- _Exercise_
Return every record below exactly as written, but leave out the pictures.

- _Raw records_
○ ○ ○ ○ ○ ○ ○

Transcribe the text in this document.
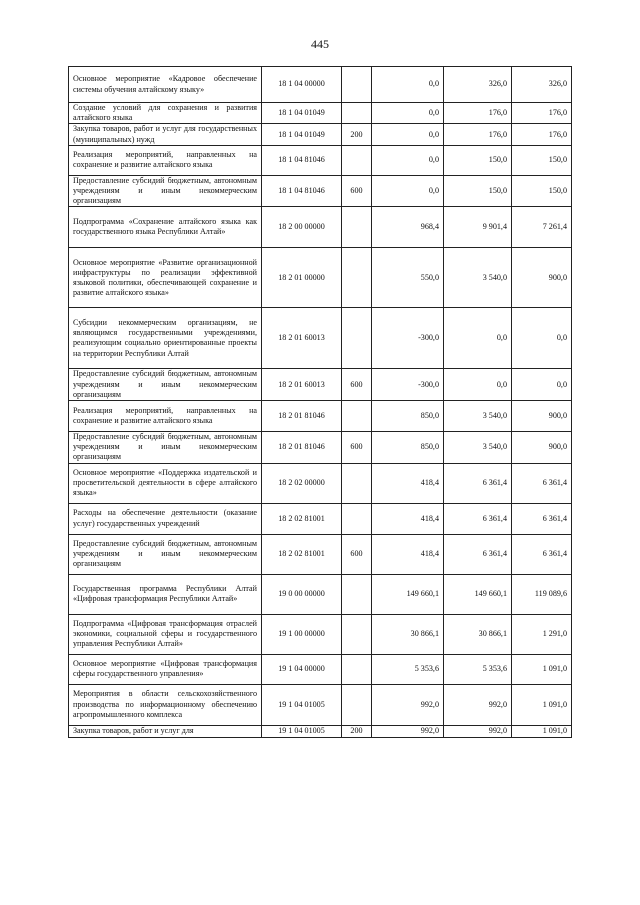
445
Основное мероприятие «Кадровое обеспечение системы обучения алтайскому языку»	18 1 04 00000		0,0	326,0	326,0
Создание условий для сохранения и развития алтайского языка	18 1 04 01049		0,0	176,0	176,0
Закупка товаров, работ и услуг для государственных (муниципальных) нужд	18 1 04 01049	200	0,0	176,0	176,0
Реализация мероприятий, направленных на сохранение и развитие алтайского языка	18 1 04 81046		0,0	150,0	150,0
Предоставление субсидий бюджетным, автономным учреждениям и иным некоммерческим организациям	18 1 04 81046	600	0,0	150,0	150,0
Подпрограмма «Сохранение алтайского языка как государственного языка Республики Алтай»	18 2 00 00000		968,4	9 901,4	7 261,4
Основное мероприятие «Развитие организационной инфраструктуры по реализации эффективной языковой политики, обеспечивающей сохранение и развитие алтайского языка»	18 2 01 00000		550,0	3 540,0	900,0
Субсидии некоммерческим организациям, не являющимся государственными учреждениями, реализующим социально ориентированные проекты на территории Республики Алтай	18 2 01 60013		-300,0	0,0	0,0
Предоставление субсидий бюджетным, автономным учреждениям и иным некоммерческим организациям	18 2 01 60013	600	-300,0	0,0	0,0
Реализация мероприятий, направленных на сохранение и развитие алтайского языка	18 2 01 81046		850,0	3 540,0	900,0
Предоставление субсидий бюджетным, автономным учреждениям и иным некоммерческим организациям	18 2 01 81046	600	850,0	3 540,0	900,0
Основное мероприятие «Поддержка издательской и просветительской деятельности в сфере алтайского языка»	18 2 02 00000		418,4	6 361,4	6 361,4
Расходы на обеспечение деятельности (оказание услуг) государственных учреждений	18 2 02 81001		418,4	6 361,4	6 361,4
Предоставление субсидий бюджетным, автономным учреждениям и иным некоммерческим организациям	18 2 02 81001	600	418,4	6 361,4	6 361,4
Государственная программа Республики Алтай «Цифровая трансформация Республики Алтай»	19 0 00 00000		149 660,1	149 660,1	119 089,6
Подпрограмма «Цифровая трансформация отраслей экономики, социальной сферы и государственного управления Республики Алтай»	19 1 00 00000		30 866,1	30 866,1	1 291,0
Основное мероприятие «Цифровая трансформация сферы государственного управления»	19 1 04 00000		5 353,6	5 353,6	1 091,0
Мероприятия в области сельскохозяйственного производства по информационному обеспечению агропромышленного комплекса	19 1 04 01005		992,0	992,0	1 091,0
Закупка товаров, работ и услуг для	19 1 04 01005	200	992,0	992,0	1 091,0
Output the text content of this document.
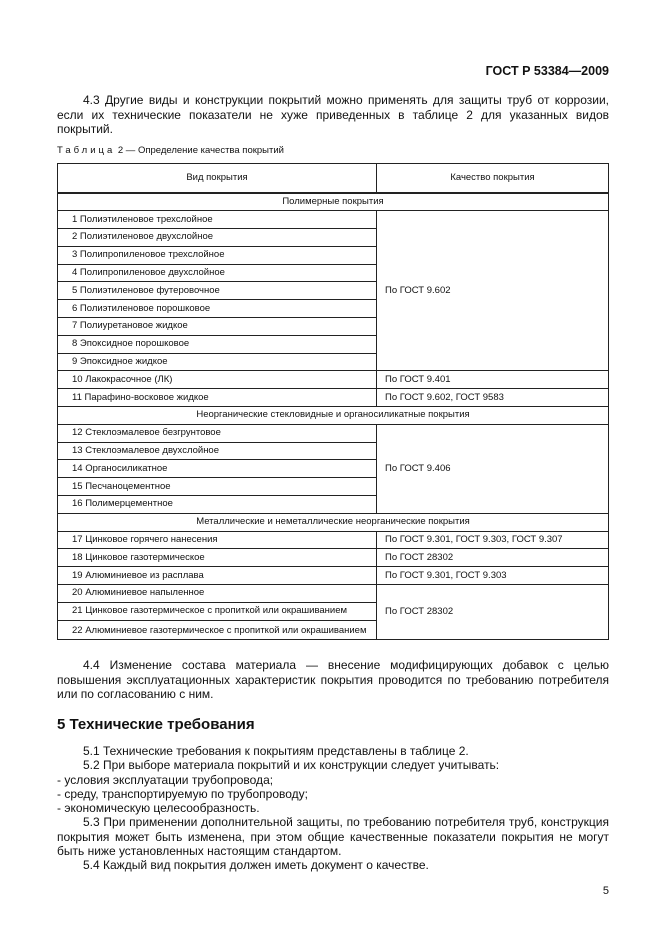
ГОСТ Р 53384—2009

4.3 Другие виды и конструкции покрытий можно применять для защиты труб от коррозии, если их технические показатели не хуже приведенных в таблице 2 для указанных видов покрытий.

Таблица 2 — Определение качества покрытий
Вид покрытия	Качество покрытия
Полимерные покрытия	
1 Полиэтиленовое трехслойное	По ГОСТ 9.602
2 Полиэтиленовое двухслойное	
3 Полипропиленовое трехслойное	
4 Полипропиленовое двухслойное	
5 Полиэтиленовое футеровочное	
6 Полиэтиленовое порошковое	
7 Полиуретановое жидкое	
8 Эпоксидное порошковое	
9 Эпоксидное жидкое	
10 Лакокрасочное (ЛК)	По ГОСТ 9.401
11 Парафино-восковое жидкое	По ГОСТ 9.602, ГОСТ 9583
Неорганические стекловидные и органосиликатные покрытия	
12 Стеклоэмалевое безгрунтовое	По ГОСТ 9.406
13 Стеклоэмалевое двухслойное	
14 Органосиликатное	
15 Песчаноцементное	
16 Полимерцементное	
Металлические и неметаллические неорганические покрытия	
17 Цинковое горячего нанесения	По ГОСТ 9.301, ГОСТ 9.303, ГОСТ 9.307
18 Цинковое газотермическое	По ГОСТ 28302
19 Алюминиевое из расплава	По ГОСТ 9.301, ГОСТ 9.303
20 Алюминиевое напыленное	По ГОСТ 28302
21 Цинковое газотермическое с пропиткой или окрашиванием	
22 Алюминиевое газотермическое с пропиткой или окрашиванием	

4.4 Изменение состава материала — внесение модифицирующих добавок с целью повышения эксплуатационных характеристик покрытия проводится по требованию потребителя или по согласованию с ним.

5 Технические требования
5.1 Технические требования к покрытиям представлены в таблице 2.
5.2 При выборе материала покрытий и их конструкции следует учитывать:
- условия эксплуатации трубопровода;
- среду, транспортируемую по трубопроводу;
- экономическую целесообразность.
5.3 При применении дополнительной защиты, по требованию потребителя труб, конструкция покрытия может быть изменена, при этом общие качественные показатели покрытия не могут быть ниже установленных настоящим стандартом.
5.4 Каждый вид покрытия должен иметь документ о качестве.
5
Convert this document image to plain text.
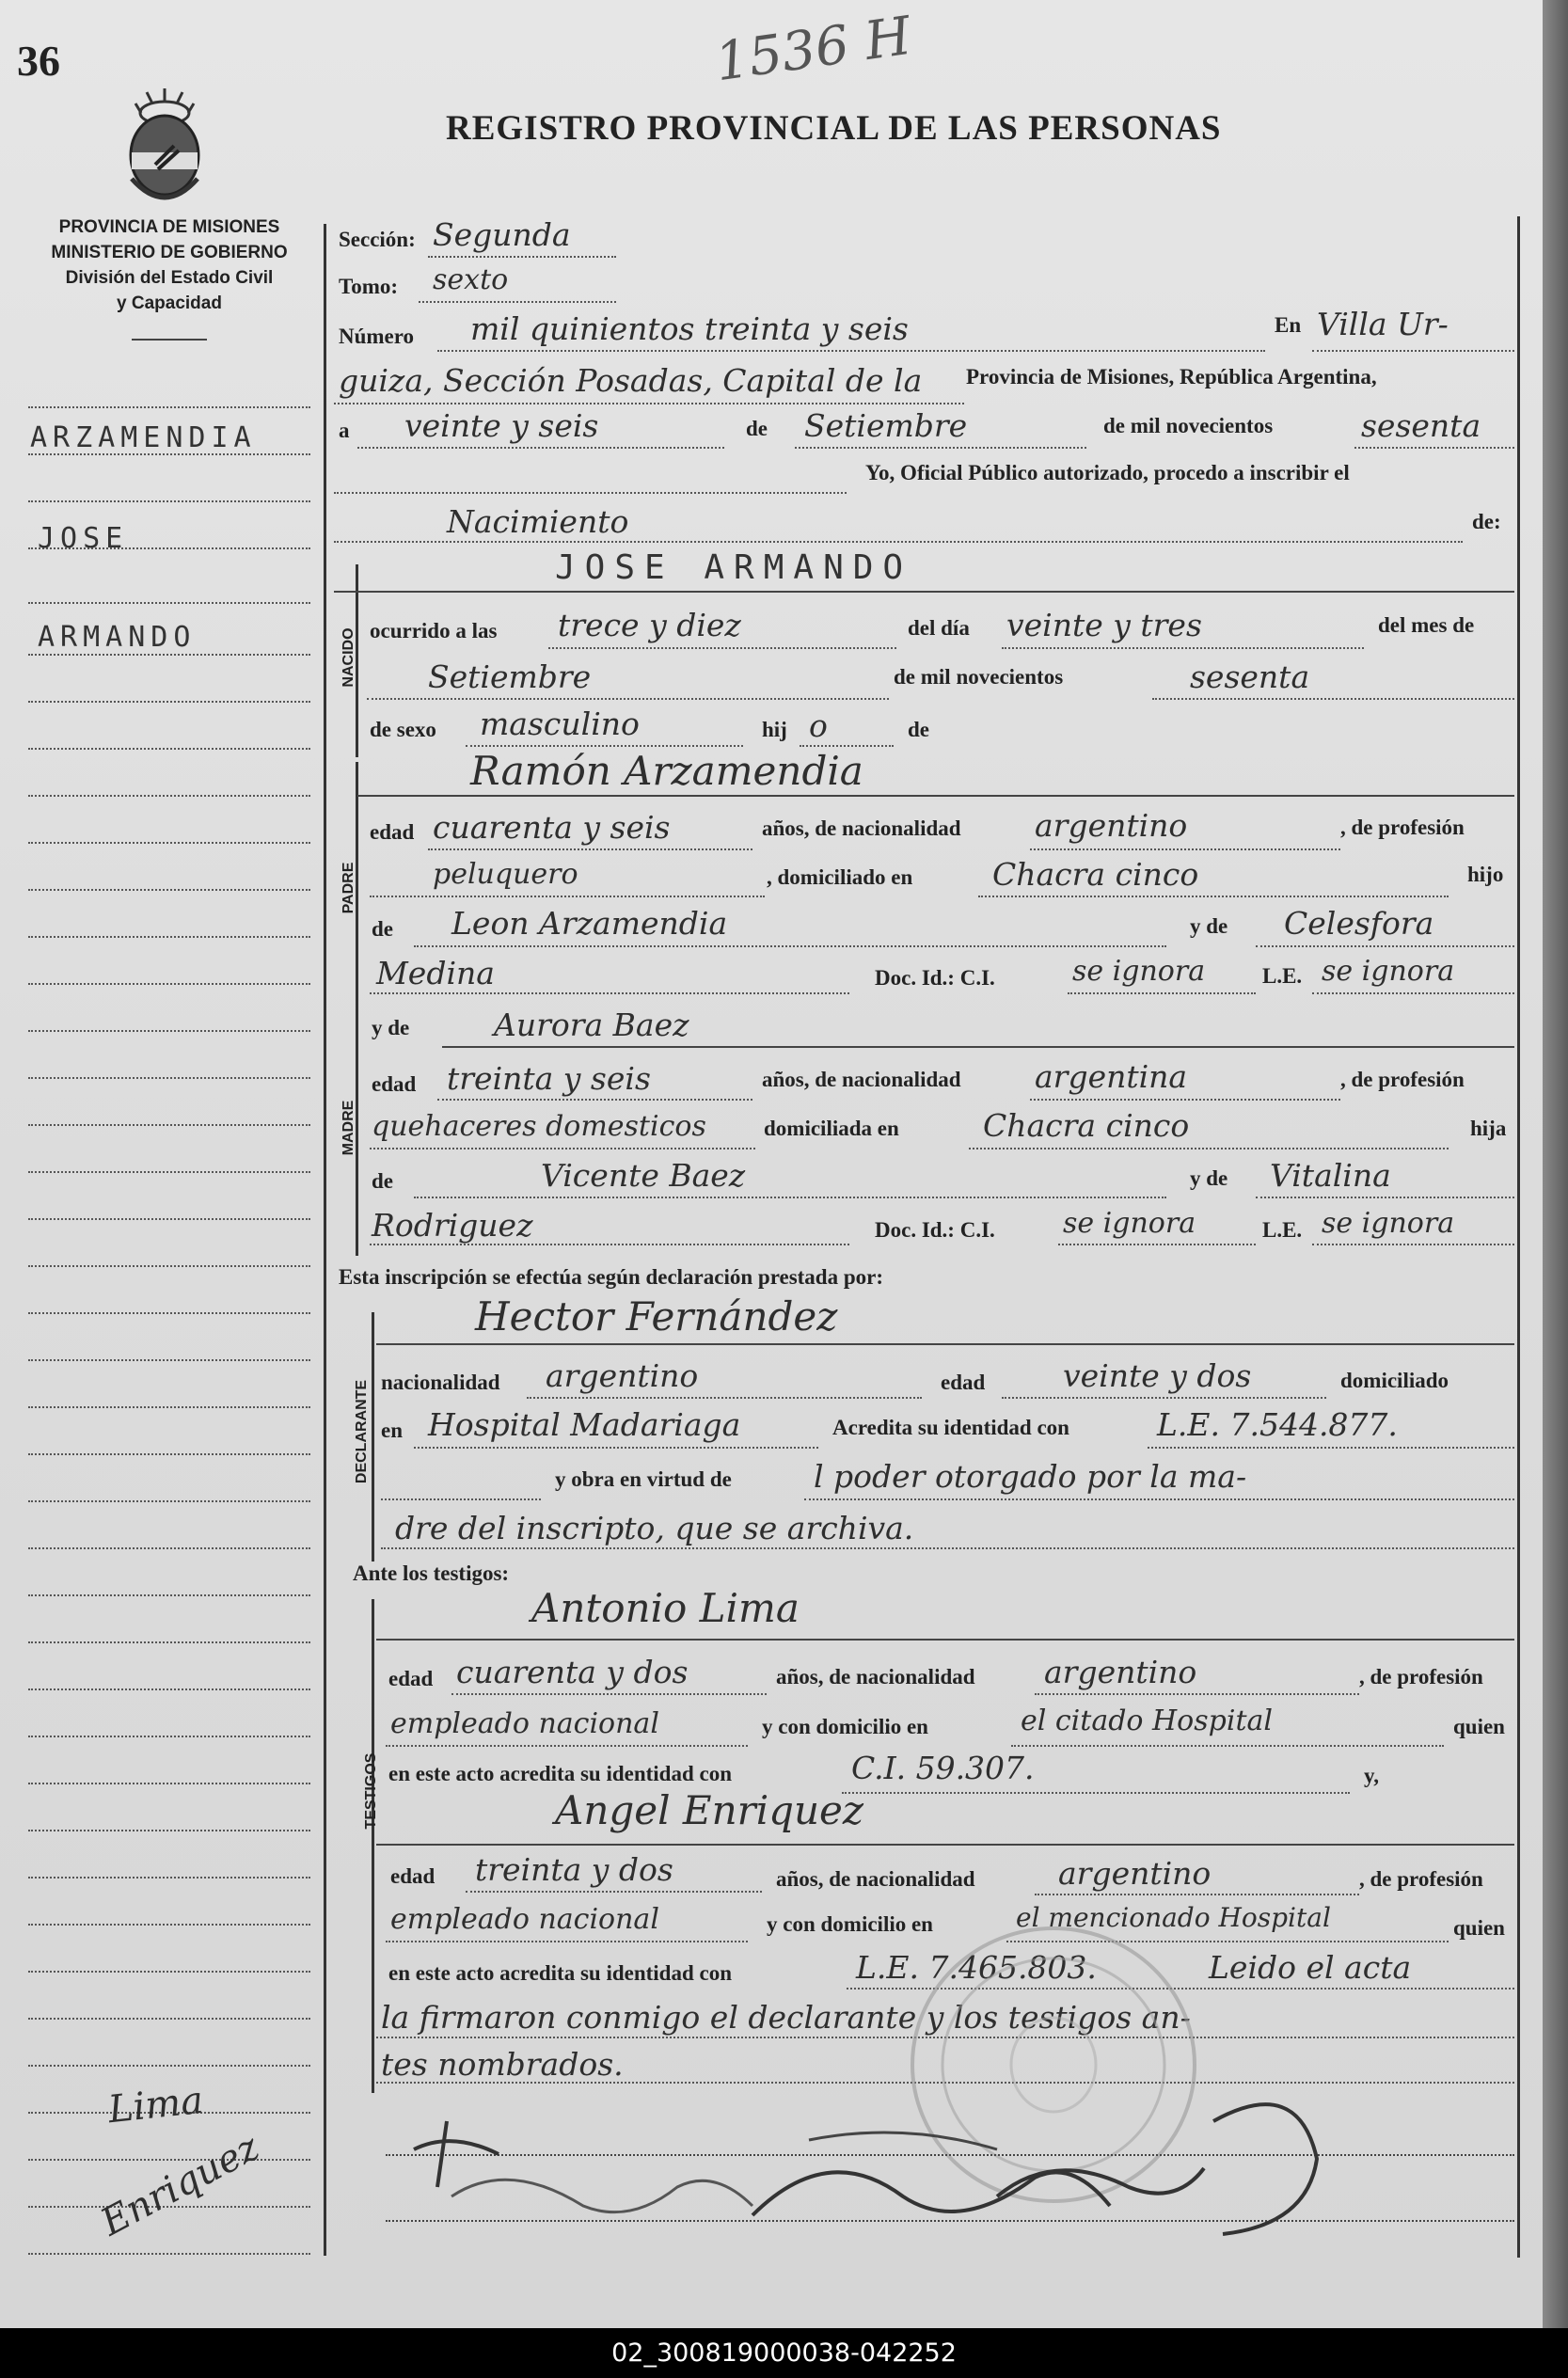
36	1536 H
REGISTRO PROVINCIAL DE LAS PERSONAS
PROVINCIA DE MISIONES
MINISTERIO DE GOBIERNO
División del Estado Civil
y Capacidad
ARZAMENDIA
JOSE
ARMANDO
Lima
Enriquez
Sección: Segunda
Tomo: sexto
Número mil quinientos treinta y seis	En Villa Ur-
guiza, Sección Posadas, Capital de la Provincia de Misiones, República Argentina,
a veinte y seis	de Setiembre	de mil novecientos	sesenta
Yo, Oficial Público autorizado, procedo a inscribir el
Nacimiento	de:
NACIDO
JOSE ARMANDO
ocurrido a las trece y diez	del día veinte y tres	del mes de
Setiembre	de mil novecientos	sesenta
de sexo masculino	hij o	de
PADRE
Ramón Arzamendia
edad cuarenta y seis	años, de nacionalidad argentino	, de profesión
peluquero	, domiciliado en	Chacra cinco	hijo
de Leon Arzamendia	y de Celesfora
Medina	Doc. Id.: C.I.	se ignora	L.E. se ignora
MADRE
y de	Aurora Baez
edad treinta y seis	años, de nacionalidad argentina	, de profesión
quehaceres domesticos	domiciliada en	Chacra cinco	hija
de	Vicente Baez	y de Vitalina
Rodriguez	Doc. Id.: C.I. se ignora	L.E. se ignora
Esta inscripción se efectúa según declaración prestada por:
DECLARANTE
Hector Fernández
nacionalidad argentino	edad	veinte y dos	domiciliado
en Hospital Madariaga	Acredita su identidad con	L.E. 7.544.877.
y obra en virtud de	l poder otorgado por la ma-
dre del inscripto, que se archiva.
Ante los testigos:
TESTIGOS
Antonio Lima
edad cuarenta y dos	años, de nacionalidad argentino	, de profesión
empleado nacional	y con domicilio en	el citado Hospital	quien
en este acto acredita su identidad con	C.I. 59.307.	y,
Angel Enriquez
edad treinta y dos	años, de nacionalidad	argentino	, de profesión
empleado nacional	y con domicilio en	el mencionado Hospital	quien
en este acto acredita su identidad con	L.E. 7.465.803.	Leido el acta
la firmaron conmigo el declarante y los testigos an-
tes nombrados.
02_300819000038-042252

○ ○ ○ ○ ○ ○ ○

- _Correct response_
Transcribe the text in this document.
445
Основное мероприятие «Кадровое обеспечение системы обучения алтайскому языку»	18 1 04 00000		0,0	326,0	326,0
Создание условий для сохранения и развития алтайского языка	18 1 04 01049		0,0	176,0	176,0
Закупка товаров, работ и услуг для государственных (муниципальных) нужд	18 1 04 01049	200	0,0	176,0	176,0
Реализация мероприятий, направленных на сохранение и развитие алтайского языка	18 1 04 81046		0,0	150,0	150,0
Предоставление субсидий бюджетным, автономным учреждениям и иным некоммерческим организациям	18 1 04 81046	600	0,0	150,0	150,0
Подпрограмма «Сохранение алтайского языка как государственного языка Республики Алтай»	18 2 00 00000		968,4	9 901,4	7 261,4
Основное мероприятие «Развитие организационной инфраструктуры по реализации эффективной языковой политики, обеспечивающей сохранение и развитие алтайского языка»	18 2 01 00000		550,0	3 540,0	900,0
Субсидии некоммерческим организациям, не являющимся государственными учреждениями, реализующим социально ориентированные проекты на территории Республики Алтай	18 2 01 60013		-300,0	0,0	0,0
Предоставление субсидий бюджетным, автономным учреждениям и иным некоммерческим организациям	18 2 01 60013	600	-300,0	0,0	0,0
Реализация мероприятий, направленных на сохранение и развитие алтайского языка	18 2 01 81046		850,0	3 540,0	900,0
Предоставление субсидий бюджетным, автономным учреждениям и иным некоммерческим организациям	18 2 01 81046	600	850,0	3 540,0	900,0
Основное мероприятие «Поддержка издательской и просветительской деятельности в сфере алтайского языка»	18 2 02 00000		418,4	6 361,4	6 361,4
Расходы на обеспечение деятельности (оказание услуг) государственных учреждений	18 2 02 81001		418,4	6 361,4	6 361,4
Предоставление субсидий бюджетным, автономным учреждениям и иным некоммерческим организациям	18 2 02 81001	600	418,4	6 361,4	6 361,4
Государственная программа Республики Алтай «Цифровая трансформация Республики Алтай»	19 0 00 00000		149 660,1	149 660,1	119 089,6
Подпрограмма «Цифровая трансформация отраслей экономики, социальной сферы и государственного управления Республики Алтай»	19 1 00 00000		30 866,1	30 866,1	1 291,0
Основное мероприятие «Цифровая трансформация сферы государственного управления»	19 1 04 00000		5 353,6	5 353,6	1 091,0
Мероприятия в области сельскохозяйственного производства по информационному обеспечению агропромышленного комплекса	19 1 04 01005		992,0	992,0	1 091,0
Закупка товаров, работ и услуг для	19 1 04 01005	200	992,0	992,0	1 091,0
Output the text content of this document.
ГОСТ Р 53384—2009

4.3 Другие виды и конструкции покрытий можно применять для защиты труб от коррозии, если их технические показатели не хуже приведенных в таблице 2 для указанных видов покрытий.

Таблица 2 — Определение качества покрытий
Вид покрытия	Качество покрытия
Полимерные покрытия	
1 Полиэтиленовое трехслойное	По ГОСТ 9.602
2 Полиэтиленовое двухслойное	
3 Полипропиленовое трехслойное	
4 Полипропиленовое двухслойное	
5 Полиэтиленовое футеровочное	
6 Полиэтиленовое порошковое	
7 Полиуретановое жидкое	
8 Эпоксидное порошковое	
9 Эпоксидное жидкое	
10 Лакокрасочное (ЛК)	По ГОСТ 9.401
11 Парафино-восковое жидкое	По ГОСТ 9.602, ГОСТ 9583
Неорганические стекловидные и органосиликатные покрытия	
12 Стеклоэмалевое безгрунтовое	По ГОСТ 9.406
13 Стеклоэмалевое двухслойное	
14 Органосиликатное	
15 Песчаноцементное	
16 Полимерцементное	
Металлические и неметаллические неорганические покрытия	
17 Цинковое горячего нанесения	По ГОСТ 9.301, ГОСТ 9.303, ГОСТ 9.307
18 Цинковое газотермическое	По ГОСТ 28302
19 Алюминиевое из расплава	По ГОСТ 9.301, ГОСТ 9.303
20 Алюминиевое напыленное	По ГОСТ 28302
21 Цинковое газотермическое с пропиткой или окрашиванием	
22 Алюминиевое газотермическое с пропиткой или окрашиванием	

4.4 Изменение состава материала — внесение модифицирующих добавок с целью повышения эксплуатационных характеристик покрытия проводится по требованию потребителя или по согласованию с ним.

5 Технические требования
5.1 Технические требования к покрытиям представлены в таблице 2.
5.2 При выборе материала покрытий и их конструкции следует учитывать:
- условия эксплуатации трубопровода;
- среду, транспортируемую по трубопроводу;
- экономическую целесообразность.
5.3 При применении дополнительной защиты, по требованию потребителя труб, конструкция покрытия может быть изменена, при этом общие качественные показатели покрытия не могут быть ниже установленных настоящим стандартом.
5.4 Каждый вид покрытия должен иметь документ о качестве.
5
Convert this document image to plain text.
36	1536 H
REGISTRO PROVINCIAL DE LAS PERSONAS
PROVINCIA DE MISIONES
MINISTERIO DE GOBIERNO
División del Estado Civil
y Capacidad
ARZAMENDIA
JOSE
ARMANDO
Lima
Enriquez
Sección: Segunda
Tomo: sexto
Número mil quinientos treinta y seis	En Villa Ur-
guiza, Sección Posadas, Capital de la Provincia de Misiones, República Argentina,
a veinte y seis	de Setiembre	de mil novecientos	sesenta
Yo, Oficial Público autorizado, procedo a inscribir el
Nacimiento	de:
NACIDO
JOSE ARMANDO
ocurrido a las trece y diez	del día veinte y tres	del mes de
Setiembre	de mil novecientos	sesenta
de sexo masculino	hij o	de
PADRE
Ramón Arzamendia
edad cuarenta y seis	años, de nacionalidad argentino	, de profesión
peluquero	, domiciliado en	Chacra cinco	hijo
de Leon Arzamendia	y de Celesfora
Medina	Doc. Id.: C.I.	se ignora	L.E. se ignora
MADRE
y de	Aurora Baez
edad treinta y seis	años, de nacionalidad argentina	, de profesión
quehaceres domesticos	domiciliada en	Chacra cinco	hija
de	Vicente Baez	y de Vitalina
Rodriguez	Doc. Id.: C.I. se ignora	L.E. se ignora
Esta inscripción se efectúa según declaración prestada por:
DECLARANTE
Hector Fernández
nacionalidad argentino	edad	veinte y dos	domiciliado
en Hospital Madariaga	Acredita su identidad con	L.E. 7.544.877.
y obra en virtud de	l poder otorgado por la ma-
dre del inscripto, que se archiva.
Ante los testigos:
TESTIGOS
Antonio Lima
edad cuarenta y dos	años, de nacionalidad argentino	, de profesión
empleado nacional	y con domicilio en	el citado Hospital	quien
en este acto acredita su identidad con	C.I. 59.307.	y,
Angel Enriquez
edad treinta y dos	años, de nacionalidad	argentino	, de profesión
empleado nacional	y con domicilio en	el mencionado Hospital	quien
en este acto acredita su identidad con	L.E. 7.465.803.	Leido el acta
la firmaron conmigo el declarante y los testigos an-
tes nombrados.
02_300819000038-042252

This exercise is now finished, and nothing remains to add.